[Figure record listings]
/---

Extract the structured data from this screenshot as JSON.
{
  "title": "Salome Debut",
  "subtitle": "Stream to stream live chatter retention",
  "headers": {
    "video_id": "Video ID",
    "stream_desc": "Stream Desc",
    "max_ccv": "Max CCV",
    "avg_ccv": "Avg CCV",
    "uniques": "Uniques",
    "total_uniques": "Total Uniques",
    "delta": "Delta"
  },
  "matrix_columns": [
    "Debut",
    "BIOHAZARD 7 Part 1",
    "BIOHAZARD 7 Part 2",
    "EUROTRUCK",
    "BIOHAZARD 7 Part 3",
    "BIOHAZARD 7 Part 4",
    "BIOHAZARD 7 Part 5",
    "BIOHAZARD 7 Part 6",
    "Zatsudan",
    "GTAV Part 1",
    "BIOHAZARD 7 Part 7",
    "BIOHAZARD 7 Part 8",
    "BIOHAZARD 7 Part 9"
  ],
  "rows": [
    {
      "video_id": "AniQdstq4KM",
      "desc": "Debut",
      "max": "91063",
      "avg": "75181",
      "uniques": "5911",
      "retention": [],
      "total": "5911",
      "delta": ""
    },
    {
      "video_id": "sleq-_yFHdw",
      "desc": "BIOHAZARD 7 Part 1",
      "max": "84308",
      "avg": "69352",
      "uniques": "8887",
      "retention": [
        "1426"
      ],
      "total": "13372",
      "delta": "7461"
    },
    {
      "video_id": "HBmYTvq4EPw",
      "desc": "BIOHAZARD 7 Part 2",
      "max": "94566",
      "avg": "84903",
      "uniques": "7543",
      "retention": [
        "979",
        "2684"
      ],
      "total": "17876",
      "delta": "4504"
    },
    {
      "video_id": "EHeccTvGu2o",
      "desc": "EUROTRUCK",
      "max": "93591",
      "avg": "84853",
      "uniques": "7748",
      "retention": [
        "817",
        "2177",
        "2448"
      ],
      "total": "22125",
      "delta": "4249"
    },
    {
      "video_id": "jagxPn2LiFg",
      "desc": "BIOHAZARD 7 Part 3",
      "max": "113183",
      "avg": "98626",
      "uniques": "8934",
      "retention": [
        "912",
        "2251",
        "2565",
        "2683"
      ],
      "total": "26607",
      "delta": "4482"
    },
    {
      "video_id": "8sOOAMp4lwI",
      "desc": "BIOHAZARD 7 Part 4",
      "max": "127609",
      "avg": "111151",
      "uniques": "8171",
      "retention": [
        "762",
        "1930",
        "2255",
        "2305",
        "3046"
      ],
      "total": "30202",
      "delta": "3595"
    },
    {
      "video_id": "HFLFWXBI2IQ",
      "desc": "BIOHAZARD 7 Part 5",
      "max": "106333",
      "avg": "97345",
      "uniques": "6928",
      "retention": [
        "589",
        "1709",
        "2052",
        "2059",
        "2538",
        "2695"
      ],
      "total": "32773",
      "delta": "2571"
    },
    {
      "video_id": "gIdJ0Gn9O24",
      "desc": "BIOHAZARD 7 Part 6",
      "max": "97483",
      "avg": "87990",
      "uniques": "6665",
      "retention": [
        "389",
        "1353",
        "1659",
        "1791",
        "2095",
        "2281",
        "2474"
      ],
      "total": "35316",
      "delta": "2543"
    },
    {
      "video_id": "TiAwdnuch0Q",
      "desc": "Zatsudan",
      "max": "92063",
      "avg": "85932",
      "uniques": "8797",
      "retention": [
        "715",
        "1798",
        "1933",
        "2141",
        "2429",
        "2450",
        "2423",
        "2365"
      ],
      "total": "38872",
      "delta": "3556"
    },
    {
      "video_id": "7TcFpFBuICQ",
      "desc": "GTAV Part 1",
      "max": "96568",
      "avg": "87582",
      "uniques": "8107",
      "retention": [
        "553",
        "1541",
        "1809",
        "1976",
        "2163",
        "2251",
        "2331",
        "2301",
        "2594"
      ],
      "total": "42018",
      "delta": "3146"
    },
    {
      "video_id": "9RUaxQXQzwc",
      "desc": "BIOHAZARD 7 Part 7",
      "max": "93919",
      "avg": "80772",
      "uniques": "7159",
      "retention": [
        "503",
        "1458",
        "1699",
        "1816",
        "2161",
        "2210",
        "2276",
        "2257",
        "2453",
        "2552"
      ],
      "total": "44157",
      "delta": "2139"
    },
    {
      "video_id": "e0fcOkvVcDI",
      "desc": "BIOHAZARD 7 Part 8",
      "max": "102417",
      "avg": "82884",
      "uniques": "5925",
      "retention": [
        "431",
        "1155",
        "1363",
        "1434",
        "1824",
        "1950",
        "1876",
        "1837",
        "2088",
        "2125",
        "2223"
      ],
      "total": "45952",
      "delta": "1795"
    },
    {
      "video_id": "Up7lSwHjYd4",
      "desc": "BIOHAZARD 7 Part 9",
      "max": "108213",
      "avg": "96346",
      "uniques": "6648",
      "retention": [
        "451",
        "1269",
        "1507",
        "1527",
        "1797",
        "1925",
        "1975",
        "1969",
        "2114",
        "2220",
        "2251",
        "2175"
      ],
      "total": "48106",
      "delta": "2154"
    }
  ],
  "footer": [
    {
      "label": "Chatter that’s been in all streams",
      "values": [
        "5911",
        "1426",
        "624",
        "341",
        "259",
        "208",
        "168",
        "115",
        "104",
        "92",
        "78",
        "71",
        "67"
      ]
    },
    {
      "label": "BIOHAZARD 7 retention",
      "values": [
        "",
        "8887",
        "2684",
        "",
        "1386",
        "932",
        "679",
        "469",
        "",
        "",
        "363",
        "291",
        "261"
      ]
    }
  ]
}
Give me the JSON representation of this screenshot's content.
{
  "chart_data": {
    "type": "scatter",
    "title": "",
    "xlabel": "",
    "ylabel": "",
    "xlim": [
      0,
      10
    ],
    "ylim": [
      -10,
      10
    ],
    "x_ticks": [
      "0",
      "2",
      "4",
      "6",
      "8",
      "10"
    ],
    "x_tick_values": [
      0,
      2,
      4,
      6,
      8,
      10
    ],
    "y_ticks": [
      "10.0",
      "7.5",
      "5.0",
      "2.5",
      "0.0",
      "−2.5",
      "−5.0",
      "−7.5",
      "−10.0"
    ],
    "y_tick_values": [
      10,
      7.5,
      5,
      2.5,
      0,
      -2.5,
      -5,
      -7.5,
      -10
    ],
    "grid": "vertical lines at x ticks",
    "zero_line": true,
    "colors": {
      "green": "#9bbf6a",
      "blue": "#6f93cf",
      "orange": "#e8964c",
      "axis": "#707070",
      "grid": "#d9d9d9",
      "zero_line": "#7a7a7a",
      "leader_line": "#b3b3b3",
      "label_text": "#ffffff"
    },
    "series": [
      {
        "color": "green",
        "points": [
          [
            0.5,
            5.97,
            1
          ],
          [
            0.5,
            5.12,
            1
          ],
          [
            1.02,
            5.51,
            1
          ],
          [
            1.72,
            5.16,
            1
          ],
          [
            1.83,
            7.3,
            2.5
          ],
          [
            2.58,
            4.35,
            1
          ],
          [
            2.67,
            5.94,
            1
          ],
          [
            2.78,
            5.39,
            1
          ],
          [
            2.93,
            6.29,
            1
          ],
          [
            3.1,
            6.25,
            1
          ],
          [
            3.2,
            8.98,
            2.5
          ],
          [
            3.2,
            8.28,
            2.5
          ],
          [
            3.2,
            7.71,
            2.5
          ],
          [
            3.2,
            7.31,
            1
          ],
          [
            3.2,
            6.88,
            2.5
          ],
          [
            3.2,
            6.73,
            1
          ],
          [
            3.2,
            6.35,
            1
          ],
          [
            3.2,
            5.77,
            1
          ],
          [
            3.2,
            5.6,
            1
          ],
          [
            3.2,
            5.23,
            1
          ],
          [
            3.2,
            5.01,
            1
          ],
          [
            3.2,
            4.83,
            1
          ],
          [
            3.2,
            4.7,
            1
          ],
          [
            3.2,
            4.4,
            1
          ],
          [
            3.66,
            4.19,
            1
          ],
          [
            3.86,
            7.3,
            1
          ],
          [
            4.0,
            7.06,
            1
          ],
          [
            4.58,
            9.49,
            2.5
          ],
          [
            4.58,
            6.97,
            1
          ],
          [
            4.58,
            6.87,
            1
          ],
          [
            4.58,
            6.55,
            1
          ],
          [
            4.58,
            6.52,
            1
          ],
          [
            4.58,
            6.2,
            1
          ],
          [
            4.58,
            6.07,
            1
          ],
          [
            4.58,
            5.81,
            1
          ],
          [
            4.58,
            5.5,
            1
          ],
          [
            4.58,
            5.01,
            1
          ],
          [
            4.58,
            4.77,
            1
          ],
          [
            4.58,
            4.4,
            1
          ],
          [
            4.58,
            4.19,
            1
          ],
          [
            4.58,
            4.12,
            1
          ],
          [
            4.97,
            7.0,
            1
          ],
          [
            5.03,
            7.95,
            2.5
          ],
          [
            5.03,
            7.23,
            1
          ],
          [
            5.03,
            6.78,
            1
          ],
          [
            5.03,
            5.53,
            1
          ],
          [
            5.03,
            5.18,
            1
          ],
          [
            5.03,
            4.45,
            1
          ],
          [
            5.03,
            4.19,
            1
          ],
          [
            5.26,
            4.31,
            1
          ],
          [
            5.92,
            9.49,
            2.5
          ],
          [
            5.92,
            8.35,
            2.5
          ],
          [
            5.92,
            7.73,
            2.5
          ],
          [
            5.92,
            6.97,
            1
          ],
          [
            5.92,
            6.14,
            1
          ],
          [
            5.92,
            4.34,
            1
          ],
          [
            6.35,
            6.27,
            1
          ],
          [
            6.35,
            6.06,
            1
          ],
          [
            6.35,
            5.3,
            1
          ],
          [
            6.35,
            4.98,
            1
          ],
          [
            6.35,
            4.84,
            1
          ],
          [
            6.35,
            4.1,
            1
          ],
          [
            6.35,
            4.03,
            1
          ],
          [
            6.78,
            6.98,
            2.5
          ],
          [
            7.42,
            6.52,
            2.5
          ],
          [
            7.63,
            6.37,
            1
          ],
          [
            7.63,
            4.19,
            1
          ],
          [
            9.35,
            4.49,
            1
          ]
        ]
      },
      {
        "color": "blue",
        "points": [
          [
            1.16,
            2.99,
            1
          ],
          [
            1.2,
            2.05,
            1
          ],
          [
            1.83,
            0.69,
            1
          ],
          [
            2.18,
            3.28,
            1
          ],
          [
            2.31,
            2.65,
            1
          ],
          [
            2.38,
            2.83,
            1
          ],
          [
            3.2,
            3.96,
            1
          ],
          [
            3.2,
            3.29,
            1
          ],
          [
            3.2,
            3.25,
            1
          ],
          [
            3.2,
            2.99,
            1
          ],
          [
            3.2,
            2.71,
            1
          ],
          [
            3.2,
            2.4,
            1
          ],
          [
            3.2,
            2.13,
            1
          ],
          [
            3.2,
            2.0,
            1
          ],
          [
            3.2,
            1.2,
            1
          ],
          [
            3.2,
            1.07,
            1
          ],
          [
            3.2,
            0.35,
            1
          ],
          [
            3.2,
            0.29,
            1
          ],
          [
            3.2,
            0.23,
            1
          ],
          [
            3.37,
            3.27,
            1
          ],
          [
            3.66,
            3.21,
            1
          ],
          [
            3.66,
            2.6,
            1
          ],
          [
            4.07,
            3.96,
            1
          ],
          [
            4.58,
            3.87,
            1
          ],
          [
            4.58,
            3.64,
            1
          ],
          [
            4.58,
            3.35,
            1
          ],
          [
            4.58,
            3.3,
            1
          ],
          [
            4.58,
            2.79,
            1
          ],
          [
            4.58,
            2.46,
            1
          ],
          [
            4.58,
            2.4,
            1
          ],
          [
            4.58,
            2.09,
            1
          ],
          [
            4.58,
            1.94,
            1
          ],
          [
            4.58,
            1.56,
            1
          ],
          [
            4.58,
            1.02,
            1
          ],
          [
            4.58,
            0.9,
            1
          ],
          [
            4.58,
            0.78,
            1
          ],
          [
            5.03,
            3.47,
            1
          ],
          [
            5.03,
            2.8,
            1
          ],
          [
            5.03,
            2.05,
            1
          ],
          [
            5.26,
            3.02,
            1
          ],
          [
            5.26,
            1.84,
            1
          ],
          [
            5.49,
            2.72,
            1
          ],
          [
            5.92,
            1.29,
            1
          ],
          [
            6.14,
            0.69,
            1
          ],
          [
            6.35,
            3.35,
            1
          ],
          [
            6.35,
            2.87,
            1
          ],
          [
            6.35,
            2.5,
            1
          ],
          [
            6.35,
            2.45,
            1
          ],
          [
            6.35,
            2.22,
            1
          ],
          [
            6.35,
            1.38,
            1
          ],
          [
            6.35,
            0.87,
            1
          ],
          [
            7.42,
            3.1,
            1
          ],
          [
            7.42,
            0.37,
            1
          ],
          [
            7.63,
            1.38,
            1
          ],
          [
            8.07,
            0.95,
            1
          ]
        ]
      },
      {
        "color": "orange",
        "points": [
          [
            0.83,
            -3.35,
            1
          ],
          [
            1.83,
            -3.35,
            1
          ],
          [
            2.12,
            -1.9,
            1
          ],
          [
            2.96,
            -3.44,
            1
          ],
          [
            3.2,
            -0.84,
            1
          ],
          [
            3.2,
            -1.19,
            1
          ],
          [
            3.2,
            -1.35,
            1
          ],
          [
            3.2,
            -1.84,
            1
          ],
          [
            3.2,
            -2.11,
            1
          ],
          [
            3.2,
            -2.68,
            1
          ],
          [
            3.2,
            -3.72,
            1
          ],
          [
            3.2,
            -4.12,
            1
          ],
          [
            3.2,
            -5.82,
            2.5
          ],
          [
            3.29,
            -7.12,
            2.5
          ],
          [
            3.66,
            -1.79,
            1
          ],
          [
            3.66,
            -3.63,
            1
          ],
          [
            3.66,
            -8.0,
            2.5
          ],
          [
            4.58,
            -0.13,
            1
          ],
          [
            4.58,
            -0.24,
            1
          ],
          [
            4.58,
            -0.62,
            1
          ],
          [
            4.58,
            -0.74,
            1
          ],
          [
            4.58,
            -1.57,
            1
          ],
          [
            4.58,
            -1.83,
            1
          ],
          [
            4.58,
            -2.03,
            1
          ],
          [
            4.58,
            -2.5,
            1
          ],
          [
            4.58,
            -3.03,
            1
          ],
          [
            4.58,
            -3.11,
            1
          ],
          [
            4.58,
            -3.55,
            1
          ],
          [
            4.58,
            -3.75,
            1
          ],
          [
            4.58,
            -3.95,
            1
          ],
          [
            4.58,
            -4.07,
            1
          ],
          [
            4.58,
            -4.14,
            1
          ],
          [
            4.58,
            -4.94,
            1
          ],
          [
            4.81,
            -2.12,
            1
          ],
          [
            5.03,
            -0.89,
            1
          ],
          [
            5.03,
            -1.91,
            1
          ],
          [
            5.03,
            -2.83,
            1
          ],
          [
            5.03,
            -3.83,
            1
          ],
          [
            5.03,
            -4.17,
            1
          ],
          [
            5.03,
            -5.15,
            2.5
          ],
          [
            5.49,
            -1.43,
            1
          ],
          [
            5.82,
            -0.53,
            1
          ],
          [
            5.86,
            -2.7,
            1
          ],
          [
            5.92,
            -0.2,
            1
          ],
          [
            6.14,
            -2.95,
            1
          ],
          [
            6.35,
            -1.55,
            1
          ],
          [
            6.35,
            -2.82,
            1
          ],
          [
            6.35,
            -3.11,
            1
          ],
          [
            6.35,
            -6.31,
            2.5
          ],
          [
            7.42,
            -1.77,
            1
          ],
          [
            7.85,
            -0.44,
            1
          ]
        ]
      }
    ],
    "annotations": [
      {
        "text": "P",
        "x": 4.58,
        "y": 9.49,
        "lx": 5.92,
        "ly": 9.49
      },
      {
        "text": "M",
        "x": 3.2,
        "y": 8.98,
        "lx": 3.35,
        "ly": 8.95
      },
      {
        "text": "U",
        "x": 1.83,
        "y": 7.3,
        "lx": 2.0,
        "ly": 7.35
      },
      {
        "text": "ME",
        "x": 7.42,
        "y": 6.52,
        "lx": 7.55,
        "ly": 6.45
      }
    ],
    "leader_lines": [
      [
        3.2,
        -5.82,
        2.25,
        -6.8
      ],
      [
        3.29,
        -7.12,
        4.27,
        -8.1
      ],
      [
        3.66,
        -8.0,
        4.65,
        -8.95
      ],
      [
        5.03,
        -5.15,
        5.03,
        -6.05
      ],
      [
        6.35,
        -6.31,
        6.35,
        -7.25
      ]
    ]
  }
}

\---

Give solely the number of lines in the data that contain the string "JSON".

2